Task details: Give only the count of lines containing "Turn".

Supplied material:
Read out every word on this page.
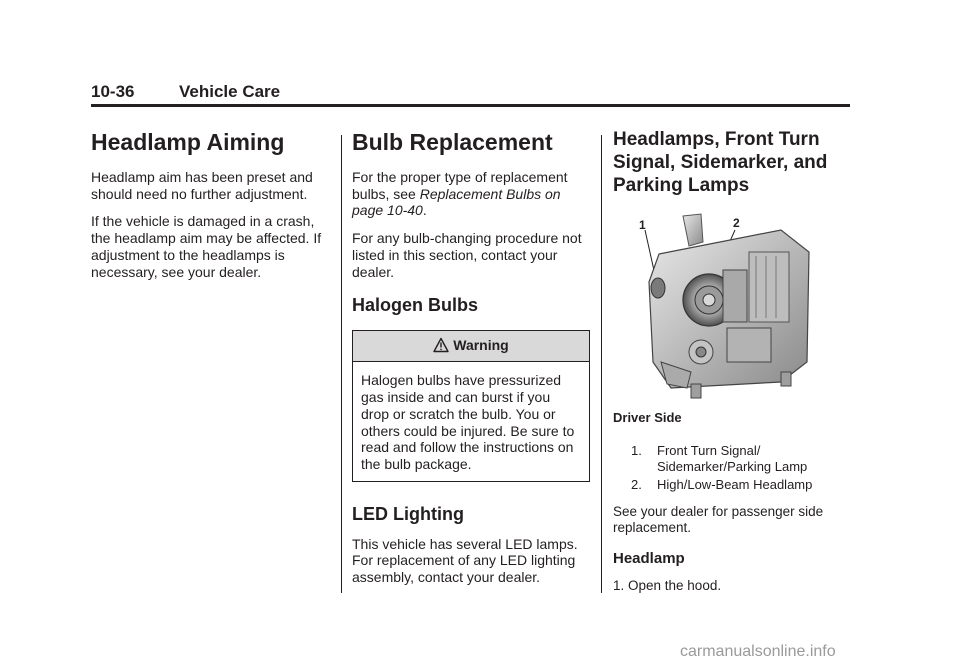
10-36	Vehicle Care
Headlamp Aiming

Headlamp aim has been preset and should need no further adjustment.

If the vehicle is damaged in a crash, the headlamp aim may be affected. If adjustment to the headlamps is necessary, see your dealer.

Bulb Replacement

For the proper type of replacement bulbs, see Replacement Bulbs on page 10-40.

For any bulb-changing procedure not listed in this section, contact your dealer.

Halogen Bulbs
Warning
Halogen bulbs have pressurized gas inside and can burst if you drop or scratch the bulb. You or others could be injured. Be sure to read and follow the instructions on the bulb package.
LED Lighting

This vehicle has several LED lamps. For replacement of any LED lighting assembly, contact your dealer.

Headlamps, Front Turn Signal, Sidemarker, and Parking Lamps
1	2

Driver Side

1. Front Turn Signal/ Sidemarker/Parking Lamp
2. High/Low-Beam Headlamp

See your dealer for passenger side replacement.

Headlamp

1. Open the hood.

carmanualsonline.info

Task output: 2